Task directions: Copy out every line of the data exactly.

Records for the task:
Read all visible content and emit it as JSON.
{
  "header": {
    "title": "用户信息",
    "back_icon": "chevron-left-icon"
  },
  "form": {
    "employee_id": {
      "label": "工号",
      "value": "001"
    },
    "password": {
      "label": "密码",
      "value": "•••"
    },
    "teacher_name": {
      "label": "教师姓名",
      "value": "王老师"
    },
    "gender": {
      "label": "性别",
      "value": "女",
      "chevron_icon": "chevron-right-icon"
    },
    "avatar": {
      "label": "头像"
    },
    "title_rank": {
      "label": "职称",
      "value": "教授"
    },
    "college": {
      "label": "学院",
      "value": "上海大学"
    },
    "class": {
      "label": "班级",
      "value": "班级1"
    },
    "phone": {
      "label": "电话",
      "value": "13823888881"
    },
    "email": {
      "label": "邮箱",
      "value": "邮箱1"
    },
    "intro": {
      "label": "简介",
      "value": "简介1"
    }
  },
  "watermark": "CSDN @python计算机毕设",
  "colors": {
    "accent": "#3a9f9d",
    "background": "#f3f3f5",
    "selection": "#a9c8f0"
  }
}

Written response:
Read all visible content and emit it as JSON.
{
  "header": {
    "title": "用户信息",
    "back_icon": "chevron-left-icon"
  },
  "form": {
    "employee_id": {
      "label": "工号",
      "value": "001"
    },
    "password": {
      "label": "密码",
      "value": "•••"
    },
    "teacher_name": {
      "label": "教师姓名",
      "value": "王老师"
    },
    "gender": {
      "label": "性别",
      "value": "女",
      "chevron_icon": "chevron-right-icon"
    },
    "avatar": {
      "label": "头像"
    },
    "title_rank": {
      "label": "职称",
      "value": "教授"
    },
    "college": {
      "label": "学院",
      "value": "上海大学"
    },
    "class": {
      "label": "班级",
      "value": "班级1"
    },
    "phone": {
      "label": "电话",
      "value": "13823888881"
    },
    "email": {
      "label": "邮箱",
      "value": "邮箱1"
    },
    "intro": {
      "label": "简介",
      "value": "简介1"
    }
  },
  "watermark": "CSDN @python计算机毕设",
  "colors": {
    "accent": "#3a9f9d",
    "background": "#f3f3f5",
    "selection": "#a9c8f0"
  }
}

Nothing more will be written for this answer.